* **Extracted data**

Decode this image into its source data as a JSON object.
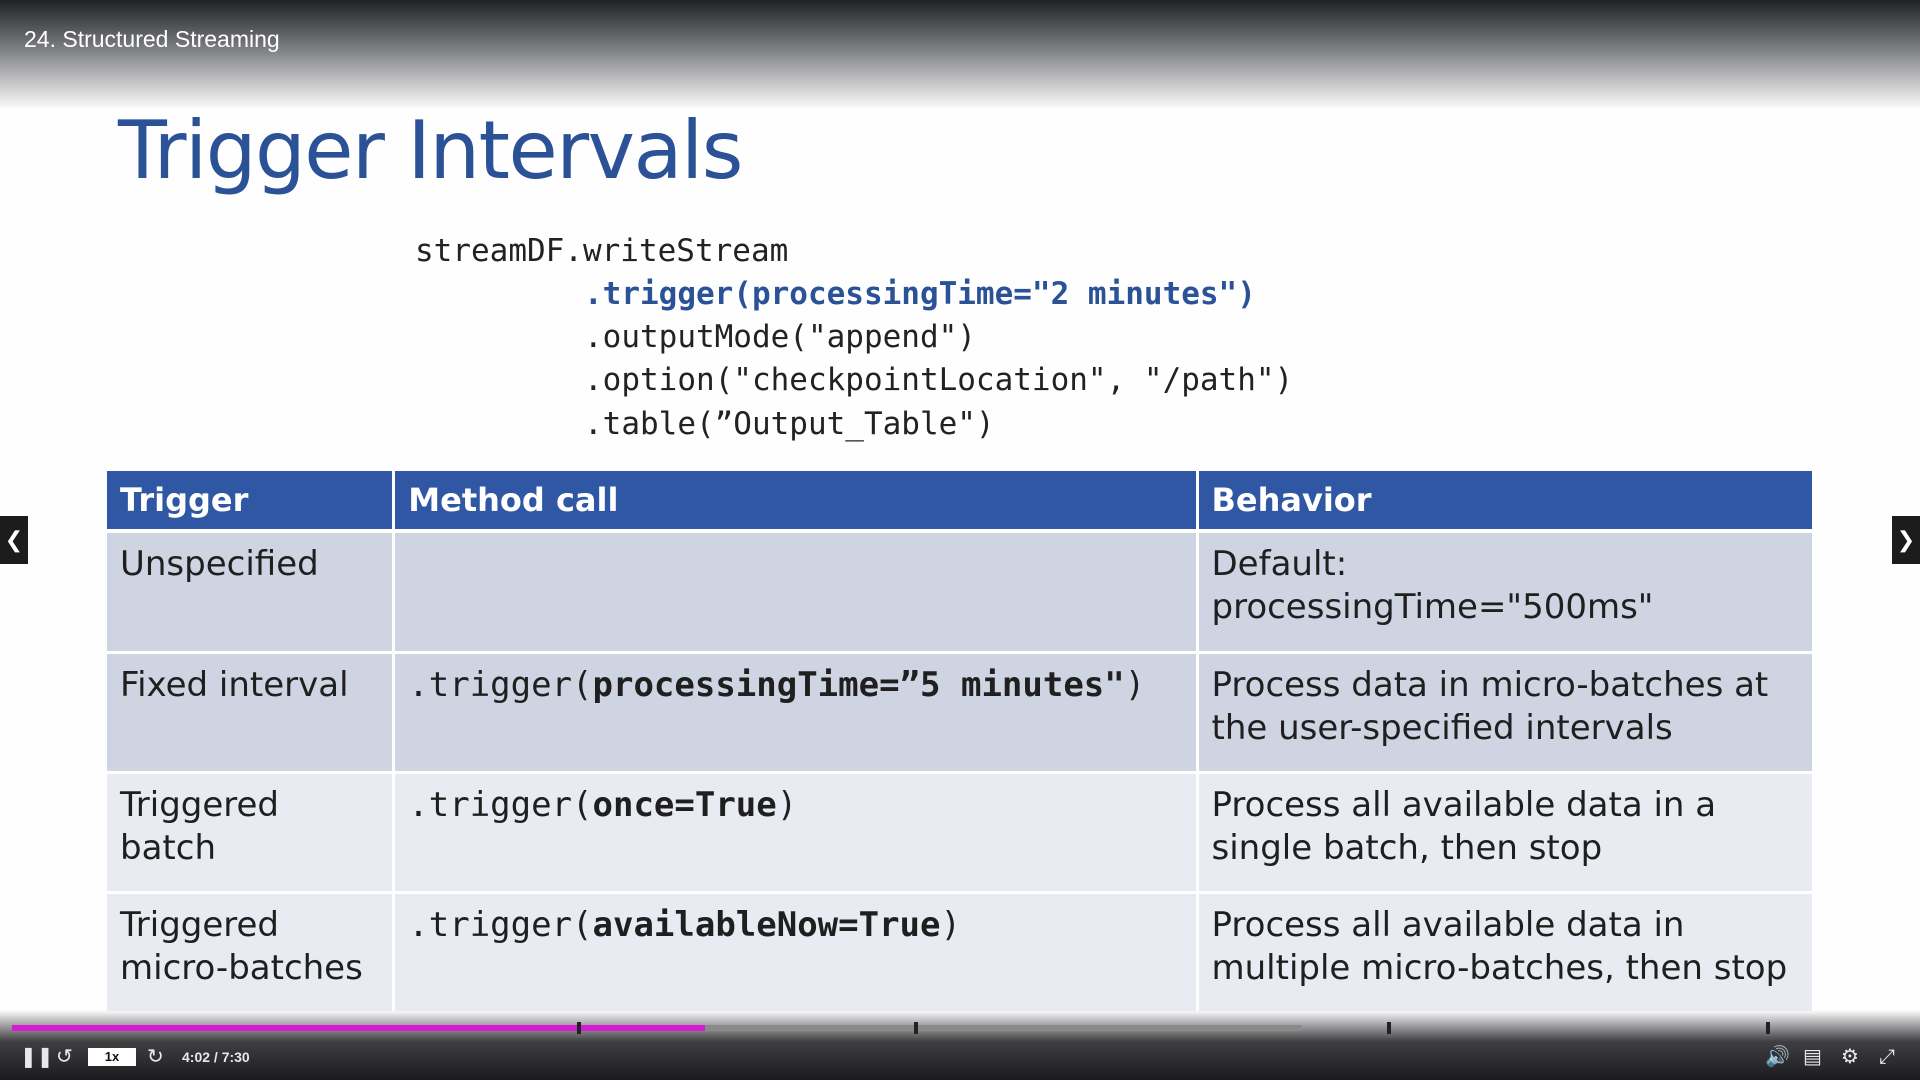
{
  "player": {
    "lecture_title": "24. Structured Streaming",
    "speed": "1x",
    "time": "4:02 / 7:30",
    "progress_fraction": 0.537,
    "icons": [
      "pause-icon",
      "rewind-icon",
      "forward-icon",
      "volume-icon",
      "captions-icon",
      "settings-icon",
      "exit-fullscreen-icon",
      "prev-arrow-icon",
      "next-arrow-icon"
    ],
    "accent_color": "#d61cd0"
  },
  "slide": {
    "title": "Trigger Intervals",
    "code": {
      "line1": "streamDF.writeStream",
      "line2": ".trigger(processingTime=\"2 minutes\")",
      "line3": ".outputMode(\"append\")",
      "line4": ".option(\"checkpointLocation\", \"/path\")",
      "line5": ".table(”Output_Table\")"
    },
    "table": {
      "headers": [
        "Trigger",
        "Method call",
        "Behavior"
      ],
      "rows": [
        {
          "trigger": "Unspecified",
          "method_prefix": "",
          "method_arg": "",
          "method_suffix": "",
          "behavior": "Default: processingTime=\"500ms\""
        },
        {
          "trigger": "Fixed interval",
          "method_prefix": ".trigger(",
          "method_arg": "processingTime=”5 minutes\"",
          "method_suffix": ")",
          "behavior": "Process data in micro-batches at the user-specified intervals"
        },
        {
          "trigger": "Triggered batch",
          "method_prefix": ".trigger(",
          "method_arg": "once=True",
          "method_suffix": ")",
          "behavior": "Process all available data in a single batch, then stop"
        },
        {
          "trigger": "Triggered micro-batches",
          "method_prefix": ".trigger(",
          "method_arg": "availableNow=True",
          "method_suffix": ")",
          "behavior": "Process all available data in multiple micro-batches, then stop"
        }
      ],
      "header_color": "#2f57a3"
    }
  }
}
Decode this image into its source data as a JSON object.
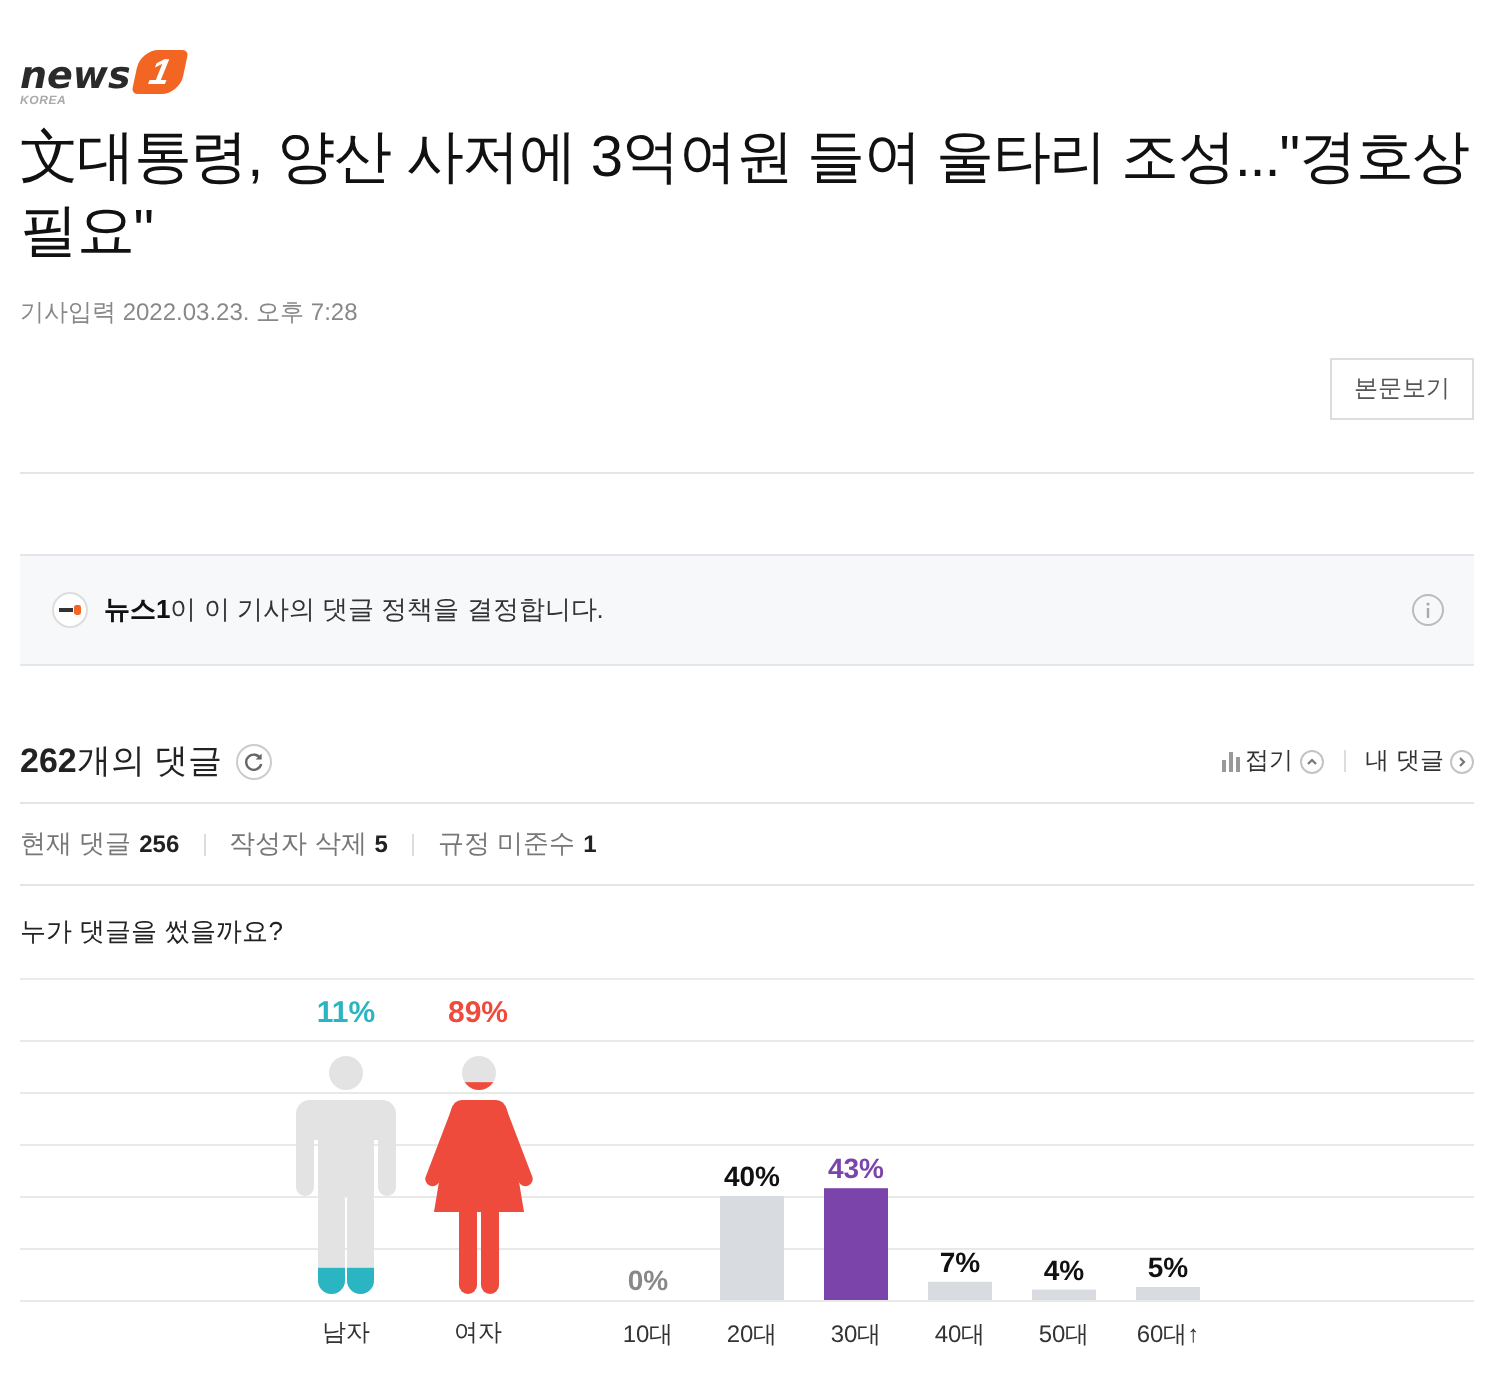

* **Do this**
Print out the lines exactly, skipping any picture.

* **Task answer**
Decode this image into its source data as a JSON object.
{
  "player": {
    "lecture_title": "24. Structured Streaming",
    "speed": "1x",
    "time": "4:02 / 7:30",
    "progress_fraction": 0.537,
    "icons": [
      "pause-icon",
      "rewind-icon",
      "forward-icon",
      "volume-icon",
      "captions-icon",
      "settings-icon",
      "exit-fullscreen-icon",
      "prev-arrow-icon",
      "next-arrow-icon"
    ],
    "accent_color": "#d61cd0"
  },
  "slide": {
    "title": "Trigger Intervals",
    "code": {
      "line1": "streamDF.writeStream",
      "line2": ".trigger(processingTime=\"2 minutes\")",
      "line3": ".outputMode(\"append\")",
      "line4": ".option(\"checkpointLocation\", \"/path\")",
      "line5": ".table(”Output_Table\")"
    },
    "table": {
      "headers": [
        "Trigger",
        "Method call",
        "Behavior"
      ],
      "rows": [
        {
          "trigger": "Unspecified",
          "method_prefix": "",
          "method_arg": "",
          "method_suffix": "",
          "behavior": "Default: processingTime=\"500ms\""
        },
        {
          "trigger": "Fixed interval",
          "method_prefix": ".trigger(",
          "method_arg": "processingTime=”5 minutes\"",
          "method_suffix": ")",
          "behavior": "Process data in micro-batches at the user-specified intervals"
        },
        {
          "trigger": "Triggered batch",
          "method_prefix": ".trigger(",
          "method_arg": "once=True",
          "method_suffix": ")",
          "behavior": "Process all available data in a single batch, then stop"
        },
        {
          "trigger": "Triggered micro-batches",
          "method_prefix": ".trigger(",
          "method_arg": "availableNow=True",
          "method_suffix": ")",
          "behavior": "Process all available data in multiple micro-batches, then stop"
        }
      ],
      "header_color": "#2f57a3"
    }
  }
}
Decode this image into its source data as a JSON object.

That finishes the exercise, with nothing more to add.